Skip the images and copy each record exactly as written.
---------- Material for the task ----------
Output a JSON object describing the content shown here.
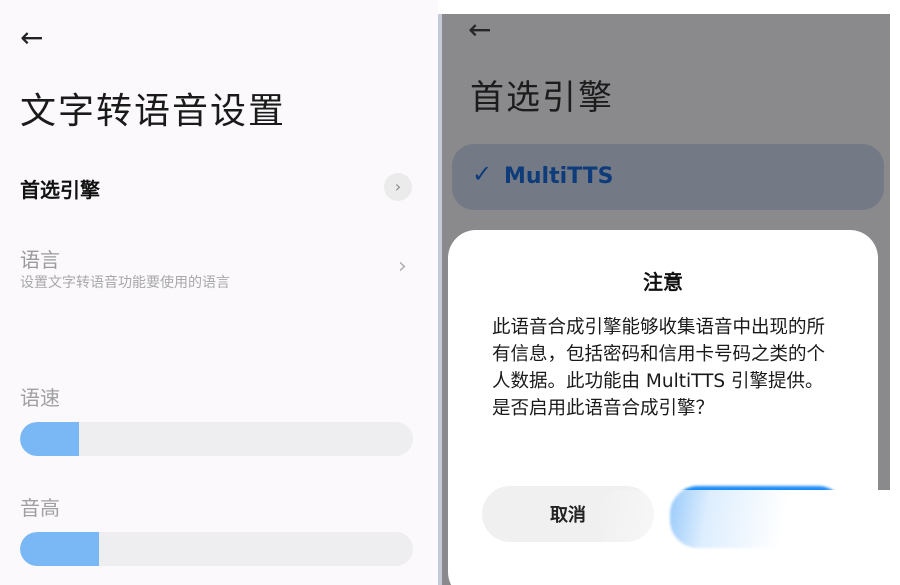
{
  "left": {
    "back_icon": "back-arrow-icon",
    "title": "文字转语音设置",
    "preferred_engine_label": "首选引擎",
    "language_label": "语言",
    "language_desc": "设置文字转语音功能要使用的语言",
    "speech_rate_label": "语速",
    "speech_rate_level": 0.15,
    "pitch_label": "音高",
    "pitch_level": 0.2
  },
  "right": {
    "back_icon": "back-arrow-icon",
    "title": "首选引擎",
    "selected_engine": "MultiTTS",
    "dialog": {
      "title": "注意",
      "body": "此语音合成引擎能够收集语音中出现的所有信息，包括密码和信用卡号码之类的个人数据。此功能由 MultiTTS 引擎提供。是否启用此语音合成引擎？",
      "cancel_label": "取消",
      "ok_label": ""
    }
  },
  "colors": {
    "accent": "#1e8cf6",
    "slider_fill": "#79b8f5",
    "dim_overlay": "#8a8a8d",
    "selected_text": "#0e3b79"
  }
}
----------
* Solution
Output a JSON object describing the content shown here.
{
  "left": {
    "back_icon": "back-arrow-icon",
    "title": "文字转语音设置",
    "preferred_engine_label": "首选引擎",
    "language_label": "语言",
    "language_desc": "设置文字转语音功能要使用的语言",
    "speech_rate_label": "语速",
    "speech_rate_level": 0.15,
    "pitch_label": "音高",
    "pitch_level": 0.2
  },
  "right": {
    "back_icon": "back-arrow-icon",
    "title": "首选引擎",
    "selected_engine": "MultiTTS",
    "dialog": {
      "title": "注意",
      "body": "此语音合成引擎能够收集语音中出现的所有信息，包括密码和信用卡号码之类的个人数据。此功能由 MultiTTS 引擎提供。是否启用此语音合成引擎？",
      "cancel_label": "取消",
      "ok_label": ""
    }
  },
  "colors": {
    "accent": "#1e8cf6",
    "slider_fill": "#79b8f5",
    "dim_overlay": "#8a8a8d",
    "selected_text": "#0e3b79"
  }
}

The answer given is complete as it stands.